▶ _Problem to solve_
Starting from the line containing "Transcribe this image's", write out the rest of the entries exactly, through the final line, including nothing else.

▶ _Dataset_

- - - -

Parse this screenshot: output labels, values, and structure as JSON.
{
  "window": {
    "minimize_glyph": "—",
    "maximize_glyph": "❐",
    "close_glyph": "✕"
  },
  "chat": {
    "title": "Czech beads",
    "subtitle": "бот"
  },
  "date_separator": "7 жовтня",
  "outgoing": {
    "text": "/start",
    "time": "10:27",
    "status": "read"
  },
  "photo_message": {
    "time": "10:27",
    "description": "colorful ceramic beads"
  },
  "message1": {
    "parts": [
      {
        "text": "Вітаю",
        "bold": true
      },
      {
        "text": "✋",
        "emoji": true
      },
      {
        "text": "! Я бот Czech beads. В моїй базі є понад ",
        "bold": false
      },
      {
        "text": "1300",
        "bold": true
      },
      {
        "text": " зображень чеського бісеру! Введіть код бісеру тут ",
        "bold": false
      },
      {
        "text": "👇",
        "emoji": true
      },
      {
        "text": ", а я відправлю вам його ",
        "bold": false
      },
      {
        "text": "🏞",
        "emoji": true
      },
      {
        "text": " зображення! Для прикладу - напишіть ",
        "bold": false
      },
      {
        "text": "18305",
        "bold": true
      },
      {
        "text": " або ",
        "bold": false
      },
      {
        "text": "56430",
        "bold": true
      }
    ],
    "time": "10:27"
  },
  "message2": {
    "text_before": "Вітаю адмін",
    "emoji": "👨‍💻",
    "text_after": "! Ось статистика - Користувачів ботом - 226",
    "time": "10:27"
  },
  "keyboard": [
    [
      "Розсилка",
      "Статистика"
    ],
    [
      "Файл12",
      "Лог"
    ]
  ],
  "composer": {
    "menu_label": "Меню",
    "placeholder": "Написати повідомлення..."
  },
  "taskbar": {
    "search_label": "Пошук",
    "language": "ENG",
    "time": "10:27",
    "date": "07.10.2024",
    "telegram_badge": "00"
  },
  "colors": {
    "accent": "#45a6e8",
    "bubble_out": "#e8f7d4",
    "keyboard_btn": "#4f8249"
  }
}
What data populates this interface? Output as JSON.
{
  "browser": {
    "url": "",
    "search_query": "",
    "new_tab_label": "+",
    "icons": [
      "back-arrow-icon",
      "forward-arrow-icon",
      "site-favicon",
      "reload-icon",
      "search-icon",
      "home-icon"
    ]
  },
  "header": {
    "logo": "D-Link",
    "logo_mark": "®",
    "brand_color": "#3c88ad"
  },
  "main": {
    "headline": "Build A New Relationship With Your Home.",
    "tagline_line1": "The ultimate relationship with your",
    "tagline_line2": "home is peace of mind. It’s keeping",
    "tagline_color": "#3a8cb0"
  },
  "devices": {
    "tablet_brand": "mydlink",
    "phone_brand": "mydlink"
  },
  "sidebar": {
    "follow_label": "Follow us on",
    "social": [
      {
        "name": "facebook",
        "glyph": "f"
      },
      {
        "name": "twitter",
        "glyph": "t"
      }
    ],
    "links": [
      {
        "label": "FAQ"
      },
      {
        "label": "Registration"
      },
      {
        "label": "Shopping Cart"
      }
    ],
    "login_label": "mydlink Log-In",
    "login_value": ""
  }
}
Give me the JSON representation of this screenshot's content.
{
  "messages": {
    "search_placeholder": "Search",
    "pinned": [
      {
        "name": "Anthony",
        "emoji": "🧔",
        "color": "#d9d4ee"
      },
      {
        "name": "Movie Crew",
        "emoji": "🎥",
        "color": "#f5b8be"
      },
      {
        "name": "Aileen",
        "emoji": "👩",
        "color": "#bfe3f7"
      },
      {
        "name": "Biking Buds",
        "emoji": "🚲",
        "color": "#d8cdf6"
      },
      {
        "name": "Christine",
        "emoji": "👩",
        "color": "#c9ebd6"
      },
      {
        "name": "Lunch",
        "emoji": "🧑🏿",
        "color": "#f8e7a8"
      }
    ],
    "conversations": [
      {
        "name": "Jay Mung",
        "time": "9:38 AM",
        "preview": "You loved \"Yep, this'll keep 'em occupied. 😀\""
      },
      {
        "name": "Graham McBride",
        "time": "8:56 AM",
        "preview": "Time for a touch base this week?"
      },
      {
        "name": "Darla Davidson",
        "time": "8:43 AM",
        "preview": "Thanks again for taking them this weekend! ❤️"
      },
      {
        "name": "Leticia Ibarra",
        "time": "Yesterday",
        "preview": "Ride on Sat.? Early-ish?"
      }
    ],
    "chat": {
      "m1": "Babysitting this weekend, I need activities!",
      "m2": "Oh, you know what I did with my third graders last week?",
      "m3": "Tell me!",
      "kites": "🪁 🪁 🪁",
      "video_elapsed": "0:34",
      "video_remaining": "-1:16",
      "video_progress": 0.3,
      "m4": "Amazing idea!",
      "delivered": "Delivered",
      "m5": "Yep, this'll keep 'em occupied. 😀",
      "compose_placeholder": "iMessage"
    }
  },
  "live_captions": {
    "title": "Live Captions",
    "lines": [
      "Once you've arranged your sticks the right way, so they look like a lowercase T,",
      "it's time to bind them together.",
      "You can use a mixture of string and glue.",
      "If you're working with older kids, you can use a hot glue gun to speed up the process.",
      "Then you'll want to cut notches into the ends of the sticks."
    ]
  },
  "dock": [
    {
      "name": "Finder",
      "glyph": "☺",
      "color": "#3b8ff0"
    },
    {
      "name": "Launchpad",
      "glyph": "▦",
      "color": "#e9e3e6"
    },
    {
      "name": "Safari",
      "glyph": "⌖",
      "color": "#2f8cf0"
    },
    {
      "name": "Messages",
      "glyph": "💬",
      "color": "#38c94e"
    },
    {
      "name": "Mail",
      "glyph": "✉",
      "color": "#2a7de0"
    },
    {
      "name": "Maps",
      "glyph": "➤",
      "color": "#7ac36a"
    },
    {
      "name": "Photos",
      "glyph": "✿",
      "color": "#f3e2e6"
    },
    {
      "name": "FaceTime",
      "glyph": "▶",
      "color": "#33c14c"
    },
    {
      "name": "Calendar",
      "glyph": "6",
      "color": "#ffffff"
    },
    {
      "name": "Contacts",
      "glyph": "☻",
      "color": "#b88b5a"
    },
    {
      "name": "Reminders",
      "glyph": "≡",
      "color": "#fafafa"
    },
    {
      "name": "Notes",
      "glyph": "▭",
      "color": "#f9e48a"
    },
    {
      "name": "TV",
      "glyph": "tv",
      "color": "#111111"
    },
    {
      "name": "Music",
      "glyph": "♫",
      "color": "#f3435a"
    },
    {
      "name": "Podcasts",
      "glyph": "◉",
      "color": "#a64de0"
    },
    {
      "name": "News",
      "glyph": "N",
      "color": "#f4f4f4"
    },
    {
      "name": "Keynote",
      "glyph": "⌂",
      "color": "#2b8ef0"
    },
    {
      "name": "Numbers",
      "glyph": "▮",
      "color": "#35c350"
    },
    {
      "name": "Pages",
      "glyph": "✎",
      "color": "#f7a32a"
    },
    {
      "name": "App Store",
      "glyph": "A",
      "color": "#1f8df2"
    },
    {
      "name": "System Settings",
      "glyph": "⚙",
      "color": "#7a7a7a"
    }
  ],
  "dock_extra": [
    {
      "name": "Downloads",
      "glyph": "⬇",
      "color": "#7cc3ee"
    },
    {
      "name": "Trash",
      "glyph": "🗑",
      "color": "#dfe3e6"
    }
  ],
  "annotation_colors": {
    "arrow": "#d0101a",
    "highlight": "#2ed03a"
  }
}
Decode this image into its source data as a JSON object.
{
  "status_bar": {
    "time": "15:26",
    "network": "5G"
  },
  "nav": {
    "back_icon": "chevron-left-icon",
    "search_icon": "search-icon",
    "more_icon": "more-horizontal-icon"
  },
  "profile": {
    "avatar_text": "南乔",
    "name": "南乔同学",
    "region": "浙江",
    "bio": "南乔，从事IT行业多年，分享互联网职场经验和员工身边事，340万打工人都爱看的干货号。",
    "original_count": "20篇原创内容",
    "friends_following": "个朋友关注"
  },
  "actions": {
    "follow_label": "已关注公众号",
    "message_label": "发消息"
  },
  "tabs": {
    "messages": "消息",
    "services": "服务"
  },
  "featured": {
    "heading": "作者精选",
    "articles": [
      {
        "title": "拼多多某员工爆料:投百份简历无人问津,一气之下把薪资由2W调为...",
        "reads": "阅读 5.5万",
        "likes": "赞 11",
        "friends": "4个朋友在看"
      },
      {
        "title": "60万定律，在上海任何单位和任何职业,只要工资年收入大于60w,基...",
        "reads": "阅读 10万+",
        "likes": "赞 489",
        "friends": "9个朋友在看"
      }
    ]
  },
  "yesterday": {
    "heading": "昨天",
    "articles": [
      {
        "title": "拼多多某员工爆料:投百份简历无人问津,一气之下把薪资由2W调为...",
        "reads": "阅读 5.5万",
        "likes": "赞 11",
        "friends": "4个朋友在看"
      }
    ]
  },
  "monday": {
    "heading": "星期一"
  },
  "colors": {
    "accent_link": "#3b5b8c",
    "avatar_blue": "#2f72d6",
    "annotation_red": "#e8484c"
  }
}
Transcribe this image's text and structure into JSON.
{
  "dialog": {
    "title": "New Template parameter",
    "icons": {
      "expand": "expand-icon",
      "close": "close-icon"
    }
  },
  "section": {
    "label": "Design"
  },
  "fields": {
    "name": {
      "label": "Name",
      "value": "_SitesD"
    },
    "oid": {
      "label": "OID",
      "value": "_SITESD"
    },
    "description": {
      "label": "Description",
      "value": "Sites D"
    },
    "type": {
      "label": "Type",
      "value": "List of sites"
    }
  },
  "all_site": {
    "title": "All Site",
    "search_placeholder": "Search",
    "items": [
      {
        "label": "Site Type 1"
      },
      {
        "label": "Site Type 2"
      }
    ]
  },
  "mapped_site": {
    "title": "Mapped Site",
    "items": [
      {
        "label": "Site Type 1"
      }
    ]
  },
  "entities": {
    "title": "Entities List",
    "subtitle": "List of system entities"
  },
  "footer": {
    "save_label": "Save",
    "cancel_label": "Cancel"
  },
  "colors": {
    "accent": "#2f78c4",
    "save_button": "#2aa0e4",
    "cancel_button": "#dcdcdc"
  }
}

- - - -

▶ _Answer to the task_
Transcribe this image's text and structure into JSON.
{
  "dialog": {
    "title": "New Template parameter",
    "icons": {
      "expand": "expand-icon",
      "close": "close-icon"
    }
  },
  "section": {
    "label": "Design"
  },
  "fields": {
    "name": {
      "label": "Name",
      "value": "_SitesD"
    },
    "oid": {
      "label": "OID",
      "value": "_SITESD"
    },
    "description": {
      "label": "Description",
      "value": "Sites D"
    },
    "type": {
      "label": "Type",
      "value": "List of sites"
    }
  },
  "all_site": {
    "title": "All Site",
    "search_placeholder": "Search",
    "items": [
      {
        "label": "Site Type 1"
      },
      {
        "label": "Site Type 2"
      }
    ]
  },
  "mapped_site": {
    "title": "Mapped Site",
    "items": [
      {
        "label": "Site Type 1"
      }
    ]
  },
  "entities": {
    "title": "Entities List",
    "subtitle": "List of system entities"
  },
  "footer": {
    "save_label": "Save",
    "cancel_label": "Cancel"
  },
  "colors": {
    "accent": "#2f78c4",
    "save_button": "#2aa0e4",
    "cancel_button": "#dcdcdc"
  }
}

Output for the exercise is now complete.